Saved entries

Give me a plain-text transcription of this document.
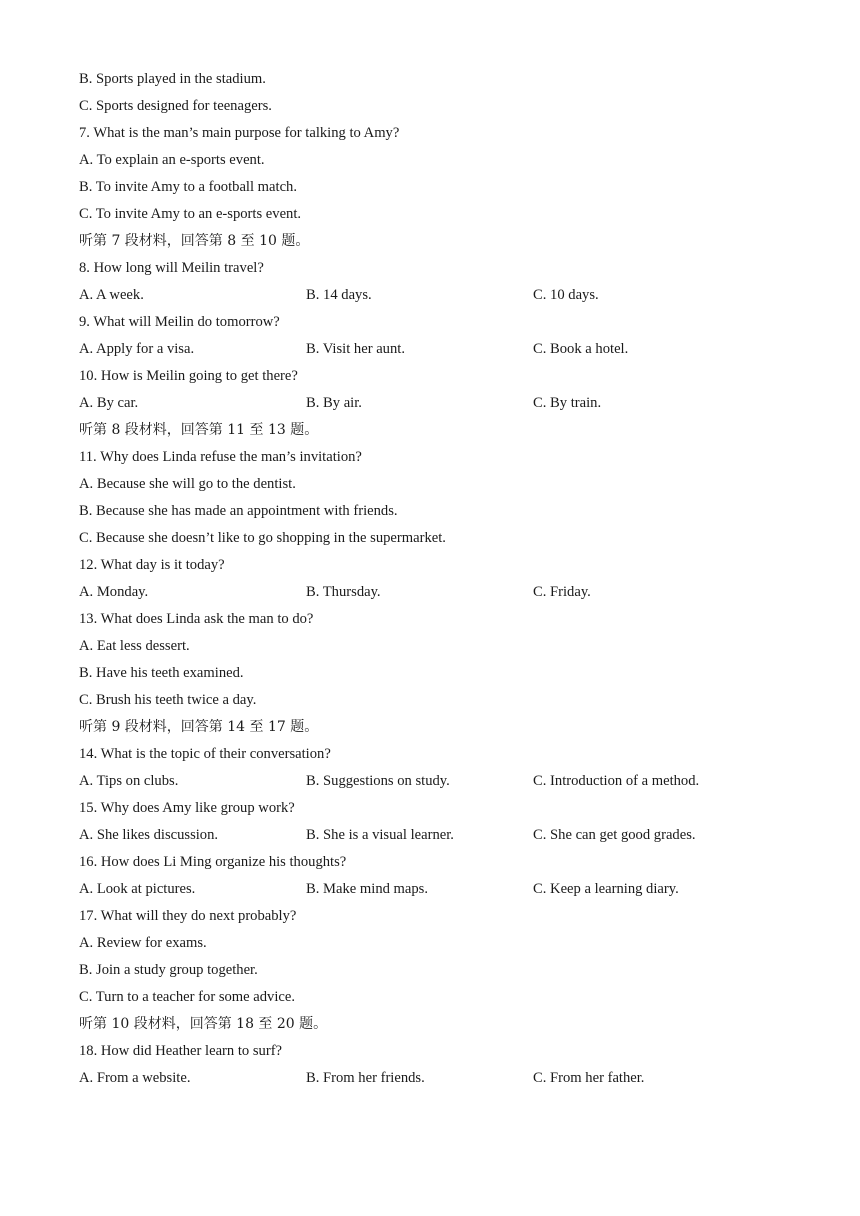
B. Sports played in the stadium.
C. Sports designed for teenagers.
7. What is the man’s main purpose for talking to Amy?
A. To explain an e-sports event.
B. To invite Amy to a football match.
C. To invite Amy to an e-sports event.
听第 7 段材料，回答第 8 至 10 题。
8. How long will Meilin travel?
A. A week.	B. 14 days.	C. 10 days.
9. What will Meilin do tomorrow?
A. Apply for a visa.	B. Visit her aunt.	C. Book a hotel.
10. How is Meilin going to get there?
A. By car.	B. By air.	C. By train.
听第 8 段材料，回答第 11 至 13 题。
11. Why does Linda refuse the man’s invitation?
A. Because she will go to the dentist.
B. Because she has made an appointment with friends.
C. Because she doesn’t like to go shopping in the supermarket.
12. What day is it today?
A. Monday.	B. Thursday.	C. Friday.
13. What does Linda ask the man to do?
A. Eat less dessert.
B. Have his teeth examined.
C. Brush his teeth twice a day.
听第 9 段材料，回答第 14 至 17 题。
14. What is the topic of their conversation?
A. Tips on clubs.	B. Suggestions on study.	C. Introduction of a method.
15. Why does Amy like group work?
A. She likes discussion.	B. She is a visual learner.	C. She can get good grades.
16. How does Li Ming organize his thoughts?
A. Look at pictures.	B. Make mind maps.	C. Keep a learning diary.
17. What will they do next probably?
A. Review for exams.
B. Join a study group together.
C. Turn to a teacher for some advice.
听第 10 段材料，回答第 18 至 20 题。
18. How did Heather learn to surf?
A. From a website.	B. From her friends.	C. From her father.
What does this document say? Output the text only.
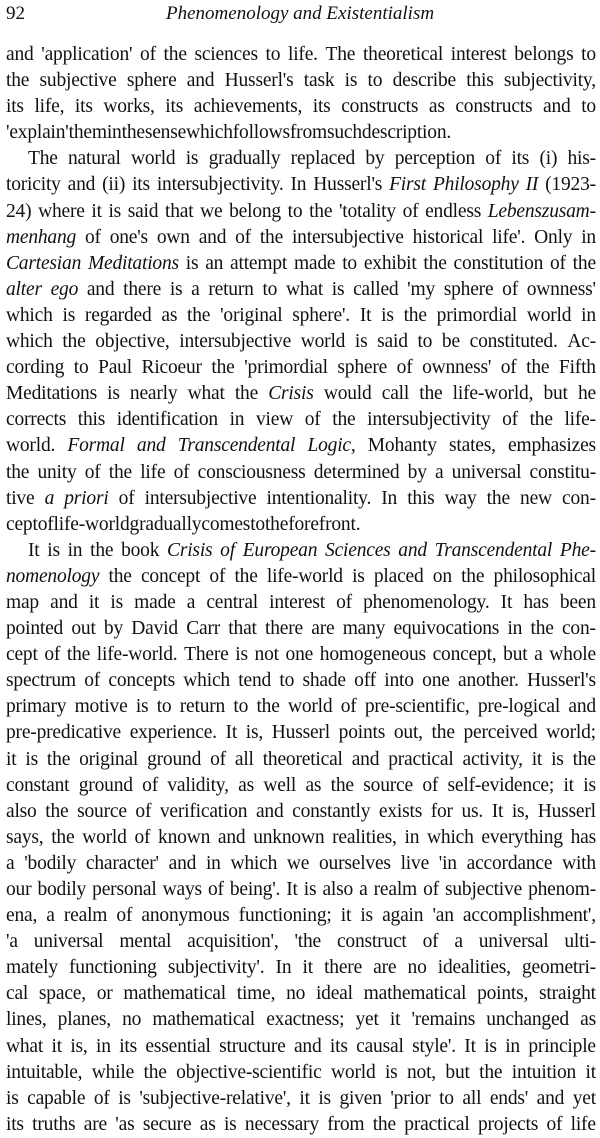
92	Phenomenology and Existentialism
and 'application' of the sciences to life. The theoretical interest belongs to
the subjective sphere and Husserl's task is to describe this subjectivity,
its life, its works, its achievements, its constructs as constructs and to
'explain' them in the sense which follows from such description.
The natural world is gradually replaced by perception of its (i) his-
toricity and (ii) its intersubjectivity. In Husserl's First Philosophy II (1923-
24) where it is said that we belong to the 'totality of endless Lebenszusam-
menhang of one's own and of the intersubjective historical life'. Only in
Cartesian Meditations is an attempt made to exhibit the constitution of the
alter ego and there is a return to what is called 'my sphere of ownness'
which is regarded as the 'original sphere'. It is the primordial world in
which the objective, intersubjective world is said to be constituted. Ac-
cording to Paul Ricoeur the 'primordial sphere of ownness' of the Fifth
Meditations is nearly what the Crisis would call the life-world, but he
corrects this identification in view of the intersubjectivity of the life-
world. Formal and Transcendental Logic, Mohanty states, emphasizes
the unity of the life of consciousness determined by a universal constitu-
tive a priori of intersubjective intentionality. In this way the new con-
cept of life-world gradually comes to the forefront.
It is in the book Crisis of European Sciences and Transcendental Phe-
nomenology the concept of the life-world is placed on the philosophical
map and it is made a central interest of phenomenology. It has been
pointed out by David Carr that there are many equivocations in the con-
cept of the life-world. There is not one homogeneous concept, but a whole
spectrum of concepts which tend to shade off into one another. Husserl's
primary motive is to return to the world of pre-scientific, pre-logical and
pre-predicative experience. It is, Husserl points out, the perceived world;
it is the original ground of all theoretical and practical activity, it is the
constant ground of validity, as well as the source of self-evidence; it is
also the source of verification and constantly exists for us. It is, Husserl
says, the world of known and unknown realities, in which everything has
a 'bodily character' and in which we ourselves live 'in accordance with
our bodily personal ways of being'. It is also a realm of subjective phenom-
ena, a realm of anonymous functioning; it is again 'an accomplishment',
'a universal mental acquisition', 'the construct of a universal ulti-
mately functioning subjectivity'. In it there are no idealities, geometri-
cal space, or mathematical time, no ideal mathematical points, straight
lines, planes, no mathematical exactness; yet it 'remains unchanged as
what it is, in its essential structure and its causal style'. It is in principle
intuitable, while the objective-scientific world is not, but the intuition it
is capable of is 'subjective-relative', it is given 'prior to all ends' and yet
its truths are 'as secure as is necessary from the practical projects of life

PROBLEM: Transcribe all the records above word for word, without their images.

OUTPUT FOR THIS TASK:
Give me a plain-text transcription of this document.
B. Sports played in the stadium.
C. Sports designed for teenagers.
7. What is the man’s main purpose for talking to Amy?
A. To explain an e-sports event.
B. To invite Amy to a football match.
C. To invite Amy to an e-sports event.
听第 7 段材料，回答第 8 至 10 题。
8. How long will Meilin travel?
A. A week.	B. 14 days.	C. 10 days.
9. What will Meilin do tomorrow?
A. Apply for a visa.	B. Visit her aunt.	C. Book a hotel.
10. How is Meilin going to get there?
A. By car.	B. By air.	C. By train.
听第 8 段材料，回答第 11 至 13 题。
11. Why does Linda refuse the man’s invitation?
A. Because she will go to the dentist.
B. Because she has made an appointment with friends.
C. Because she doesn’t like to go shopping in the supermarket.
12. What day is it today?
A. Monday.	B. Thursday.	C. Friday.
13. What does Linda ask the man to do?
A. Eat less dessert.
B. Have his teeth examined.
C. Brush his teeth twice a day.
听第 9 段材料，回答第 14 至 17 题。
14. What is the topic of their conversation?
A. Tips on clubs.	B. Suggestions on study.	C. Introduction of a method.
15. Why does Amy like group work?
A. She likes discussion.	B. She is a visual learner.	C. She can get good grades.
16. How does Li Ming organize his thoughts?
A. Look at pictures.	B. Make mind maps.	C. Keep a learning diary.
17. What will they do next probably?
A. Review for exams.
B. Join a study group together.
C. Turn to a teacher for some advice.
听第 10 段材料，回答第 18 至 20 题。
18. How did Heather learn to surf?
A. From a website.	B. From her friends.	C. From her father.
What does this document say? Output the text only.
92	Phenomenology and Existentialism
and 'application' of the sciences to life. The theoretical interest belongs to
the subjective sphere and Husserl's task is to describe this subjectivity,
its life, its works, its achievements, its constructs as constructs and to
'explain' them in the sense which follows from such description.
The natural world is gradually replaced by perception of its (i) his-
toricity and (ii) its intersubjectivity. In Husserl's First Philosophy II (1923-
24) where it is said that we belong to the 'totality of endless Lebenszusam-
menhang of one's own and of the intersubjective historical life'. Only in
Cartesian Meditations is an attempt made to exhibit the constitution of the
alter ego and there is a return to what is called 'my sphere of ownness'
which is regarded as the 'original sphere'. It is the primordial world in
which the objective, intersubjective world is said to be constituted. Ac-
cording to Paul Ricoeur the 'primordial sphere of ownness' of the Fifth
Meditations is nearly what the Crisis would call the life-world, but he
corrects this identification in view of the intersubjectivity of the life-
world. Formal and Transcendental Logic, Mohanty states, emphasizes
the unity of the life of consciousness determined by a universal constitu-
tive a priori of intersubjective intentionality. In this way the new con-
cept of life-world gradually comes to the forefront.
It is in the book Crisis of European Sciences and Transcendental Phe-
nomenology the concept of the life-world is placed on the philosophical
map and it is made a central interest of phenomenology. It has been
pointed out by David Carr that there are many equivocations in the con-
cept of the life-world. There is not one homogeneous concept, but a whole
spectrum of concepts which tend to shade off into one another. Husserl's
primary motive is to return to the world of pre-scientific, pre-logical and
pre-predicative experience. It is, Husserl points out, the perceived world;
it is the original ground of all theoretical and practical activity, it is the
constant ground of validity, as well as the source of self-evidence; it is
also the source of verification and constantly exists for us. It is, Husserl
says, the world of known and unknown realities, in which everything has
a 'bodily character' and in which we ourselves live 'in accordance with
our bodily personal ways of being'. It is also a realm of subjective phenom-
ena, a realm of anonymous functioning; it is again 'an accomplishment',
'a universal mental acquisition', 'the construct of a universal ulti-
mately functioning subjectivity'. In it there are no idealities, geometri-
cal space, or mathematical time, no ideal mathematical points, straight
lines, planes, no mathematical exactness; yet it 'remains unchanged as
what it is, in its essential structure and its causal style'. It is in principle
intuitable, while the objective-scientific world is not, but the intuition it
is capable of is 'subjective-relative', it is given 'prior to all ends' and yet
its truths are 'as secure as is necessary from the practical projects of life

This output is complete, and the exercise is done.